Stated exercise
Return, line for line and unchanged, everything from the first line of the items down to and including the line that contains "List all visible".

[Layout region items]
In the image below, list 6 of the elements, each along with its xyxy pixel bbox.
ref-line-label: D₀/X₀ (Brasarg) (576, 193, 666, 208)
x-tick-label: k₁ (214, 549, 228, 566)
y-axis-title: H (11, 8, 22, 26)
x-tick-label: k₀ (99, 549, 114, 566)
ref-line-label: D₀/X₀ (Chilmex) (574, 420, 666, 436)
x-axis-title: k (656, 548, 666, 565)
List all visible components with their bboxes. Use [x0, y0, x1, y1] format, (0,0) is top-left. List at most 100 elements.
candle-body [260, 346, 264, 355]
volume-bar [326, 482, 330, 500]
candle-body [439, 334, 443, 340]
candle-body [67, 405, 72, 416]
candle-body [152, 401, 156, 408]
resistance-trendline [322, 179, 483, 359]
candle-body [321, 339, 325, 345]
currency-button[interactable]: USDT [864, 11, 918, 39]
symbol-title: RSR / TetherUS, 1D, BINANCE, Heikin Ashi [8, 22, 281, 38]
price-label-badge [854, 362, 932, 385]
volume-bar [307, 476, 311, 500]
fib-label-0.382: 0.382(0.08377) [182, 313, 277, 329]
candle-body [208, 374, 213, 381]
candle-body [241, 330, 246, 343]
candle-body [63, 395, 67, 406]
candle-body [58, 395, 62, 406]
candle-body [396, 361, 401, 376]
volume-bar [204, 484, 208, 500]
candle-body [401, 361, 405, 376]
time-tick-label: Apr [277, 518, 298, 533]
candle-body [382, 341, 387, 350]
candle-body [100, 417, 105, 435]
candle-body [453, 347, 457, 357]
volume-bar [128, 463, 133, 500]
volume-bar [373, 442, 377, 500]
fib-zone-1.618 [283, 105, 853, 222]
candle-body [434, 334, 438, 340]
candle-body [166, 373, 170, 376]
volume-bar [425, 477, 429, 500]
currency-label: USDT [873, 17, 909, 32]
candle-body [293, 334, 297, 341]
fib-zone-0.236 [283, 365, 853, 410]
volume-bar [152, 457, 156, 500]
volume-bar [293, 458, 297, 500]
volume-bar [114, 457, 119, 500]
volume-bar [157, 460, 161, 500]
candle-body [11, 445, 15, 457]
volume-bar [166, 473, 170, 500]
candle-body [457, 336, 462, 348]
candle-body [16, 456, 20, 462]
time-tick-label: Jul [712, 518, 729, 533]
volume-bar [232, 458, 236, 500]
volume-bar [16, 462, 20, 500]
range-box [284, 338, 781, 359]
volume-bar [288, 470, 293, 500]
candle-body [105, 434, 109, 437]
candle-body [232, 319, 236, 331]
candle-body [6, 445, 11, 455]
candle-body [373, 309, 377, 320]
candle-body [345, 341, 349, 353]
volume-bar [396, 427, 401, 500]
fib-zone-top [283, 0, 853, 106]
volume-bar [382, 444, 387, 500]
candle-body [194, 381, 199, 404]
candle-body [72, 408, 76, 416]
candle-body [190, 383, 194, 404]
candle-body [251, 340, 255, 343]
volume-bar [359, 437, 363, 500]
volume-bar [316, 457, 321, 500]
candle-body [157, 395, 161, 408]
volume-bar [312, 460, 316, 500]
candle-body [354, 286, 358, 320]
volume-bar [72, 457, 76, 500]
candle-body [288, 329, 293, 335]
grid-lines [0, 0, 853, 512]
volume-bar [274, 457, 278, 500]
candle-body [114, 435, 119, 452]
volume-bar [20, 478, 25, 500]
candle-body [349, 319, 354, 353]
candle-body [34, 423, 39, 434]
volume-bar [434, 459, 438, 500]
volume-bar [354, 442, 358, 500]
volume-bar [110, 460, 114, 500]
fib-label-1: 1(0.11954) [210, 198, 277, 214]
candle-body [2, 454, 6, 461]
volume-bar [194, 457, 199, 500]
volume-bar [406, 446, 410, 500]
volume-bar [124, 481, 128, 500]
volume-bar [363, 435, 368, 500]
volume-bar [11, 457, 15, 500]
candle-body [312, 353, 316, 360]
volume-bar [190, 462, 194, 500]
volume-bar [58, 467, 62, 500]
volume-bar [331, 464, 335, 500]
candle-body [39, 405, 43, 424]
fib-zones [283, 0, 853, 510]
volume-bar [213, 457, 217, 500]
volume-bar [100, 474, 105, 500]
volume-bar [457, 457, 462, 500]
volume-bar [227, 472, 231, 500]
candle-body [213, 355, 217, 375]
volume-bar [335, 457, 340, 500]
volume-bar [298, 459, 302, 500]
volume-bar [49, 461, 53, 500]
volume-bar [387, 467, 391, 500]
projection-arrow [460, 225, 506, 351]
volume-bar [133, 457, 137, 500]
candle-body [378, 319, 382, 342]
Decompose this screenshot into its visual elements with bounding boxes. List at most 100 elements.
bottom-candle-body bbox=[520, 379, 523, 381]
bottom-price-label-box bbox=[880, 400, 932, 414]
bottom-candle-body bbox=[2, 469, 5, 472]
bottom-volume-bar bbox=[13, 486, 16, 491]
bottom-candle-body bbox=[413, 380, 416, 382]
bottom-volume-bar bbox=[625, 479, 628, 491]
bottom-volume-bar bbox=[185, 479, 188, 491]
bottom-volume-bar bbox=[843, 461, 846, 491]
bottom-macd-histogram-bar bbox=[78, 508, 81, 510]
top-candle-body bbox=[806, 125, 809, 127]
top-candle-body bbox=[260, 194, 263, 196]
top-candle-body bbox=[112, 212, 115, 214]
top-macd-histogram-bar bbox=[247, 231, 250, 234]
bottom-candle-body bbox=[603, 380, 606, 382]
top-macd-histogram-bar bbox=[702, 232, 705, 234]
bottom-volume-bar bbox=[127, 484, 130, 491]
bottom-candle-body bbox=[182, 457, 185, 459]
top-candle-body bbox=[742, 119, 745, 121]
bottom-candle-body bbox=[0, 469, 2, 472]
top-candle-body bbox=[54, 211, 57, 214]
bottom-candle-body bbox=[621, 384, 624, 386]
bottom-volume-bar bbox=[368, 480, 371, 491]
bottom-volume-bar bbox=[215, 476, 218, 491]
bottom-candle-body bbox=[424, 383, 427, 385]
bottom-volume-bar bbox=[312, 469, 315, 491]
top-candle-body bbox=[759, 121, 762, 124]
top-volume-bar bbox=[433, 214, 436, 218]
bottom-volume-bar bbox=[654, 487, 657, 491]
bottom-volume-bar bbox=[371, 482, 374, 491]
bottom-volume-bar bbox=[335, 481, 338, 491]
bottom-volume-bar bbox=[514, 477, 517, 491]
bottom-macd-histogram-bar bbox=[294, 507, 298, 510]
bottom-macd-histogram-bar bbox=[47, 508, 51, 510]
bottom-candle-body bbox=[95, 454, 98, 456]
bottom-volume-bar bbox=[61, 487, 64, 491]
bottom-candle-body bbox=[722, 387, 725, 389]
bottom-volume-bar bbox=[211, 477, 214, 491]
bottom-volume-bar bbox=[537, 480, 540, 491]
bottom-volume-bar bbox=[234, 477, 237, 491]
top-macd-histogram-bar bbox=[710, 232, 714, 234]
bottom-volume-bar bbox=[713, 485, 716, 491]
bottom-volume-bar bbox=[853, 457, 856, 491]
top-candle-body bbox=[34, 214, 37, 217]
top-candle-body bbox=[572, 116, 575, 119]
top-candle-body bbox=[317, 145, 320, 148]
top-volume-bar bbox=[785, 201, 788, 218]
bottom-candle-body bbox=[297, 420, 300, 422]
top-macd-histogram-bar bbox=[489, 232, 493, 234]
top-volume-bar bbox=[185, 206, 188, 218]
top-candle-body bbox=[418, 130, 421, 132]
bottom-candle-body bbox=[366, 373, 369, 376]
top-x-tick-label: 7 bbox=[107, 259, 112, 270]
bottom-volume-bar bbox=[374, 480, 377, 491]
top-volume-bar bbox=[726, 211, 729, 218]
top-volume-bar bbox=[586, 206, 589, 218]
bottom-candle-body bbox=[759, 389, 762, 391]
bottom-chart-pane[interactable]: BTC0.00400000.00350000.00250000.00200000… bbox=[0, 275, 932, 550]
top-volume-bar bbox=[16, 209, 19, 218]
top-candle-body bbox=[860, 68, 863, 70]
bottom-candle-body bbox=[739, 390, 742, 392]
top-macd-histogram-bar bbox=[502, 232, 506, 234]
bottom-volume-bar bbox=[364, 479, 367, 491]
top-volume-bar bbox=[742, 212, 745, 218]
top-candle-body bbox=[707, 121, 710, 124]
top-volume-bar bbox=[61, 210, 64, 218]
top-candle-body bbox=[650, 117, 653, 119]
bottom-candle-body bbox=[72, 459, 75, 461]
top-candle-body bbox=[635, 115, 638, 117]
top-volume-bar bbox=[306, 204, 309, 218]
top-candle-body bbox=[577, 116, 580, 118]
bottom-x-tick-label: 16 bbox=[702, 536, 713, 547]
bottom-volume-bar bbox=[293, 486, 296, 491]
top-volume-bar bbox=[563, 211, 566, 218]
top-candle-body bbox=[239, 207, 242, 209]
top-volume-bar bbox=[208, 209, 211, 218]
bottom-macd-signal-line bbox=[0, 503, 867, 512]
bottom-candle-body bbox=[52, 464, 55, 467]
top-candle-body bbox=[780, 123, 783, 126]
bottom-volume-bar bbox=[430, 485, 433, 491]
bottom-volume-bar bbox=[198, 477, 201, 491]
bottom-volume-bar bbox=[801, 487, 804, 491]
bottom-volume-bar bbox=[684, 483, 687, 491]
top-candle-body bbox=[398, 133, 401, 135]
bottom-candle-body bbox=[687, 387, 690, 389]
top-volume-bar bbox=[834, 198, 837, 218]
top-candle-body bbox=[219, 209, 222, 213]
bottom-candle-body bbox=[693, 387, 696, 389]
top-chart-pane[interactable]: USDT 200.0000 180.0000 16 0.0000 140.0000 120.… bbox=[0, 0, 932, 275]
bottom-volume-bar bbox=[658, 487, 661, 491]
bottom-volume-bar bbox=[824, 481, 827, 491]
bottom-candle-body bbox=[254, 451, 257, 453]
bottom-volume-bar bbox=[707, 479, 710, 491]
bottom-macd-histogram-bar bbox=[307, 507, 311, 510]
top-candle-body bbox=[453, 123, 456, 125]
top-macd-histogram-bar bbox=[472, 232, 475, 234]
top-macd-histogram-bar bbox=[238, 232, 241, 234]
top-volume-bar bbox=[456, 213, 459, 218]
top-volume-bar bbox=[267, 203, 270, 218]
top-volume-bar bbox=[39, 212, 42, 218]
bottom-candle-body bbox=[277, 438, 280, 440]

The solution
In the image below, list 6 of the elements, each along with its xyxy pixel bbox.
ref-line-label: D₀/X₀ (Brasarg) (576, 193, 666, 208)
x-tick-label: k₁ (214, 549, 228, 566)
y-axis-title: H (11, 8, 22, 26)
x-tick-label: k₀ (99, 549, 114, 566)
ref-line-label: D₀/X₀ (Chilmex) (574, 420, 666, 436)
x-axis-title: k (656, 548, 666, 565)
List all visible components with their bboxes. Use [x0, y0, x1, y1] format, (0,0) is top-left. List at most 100 elements.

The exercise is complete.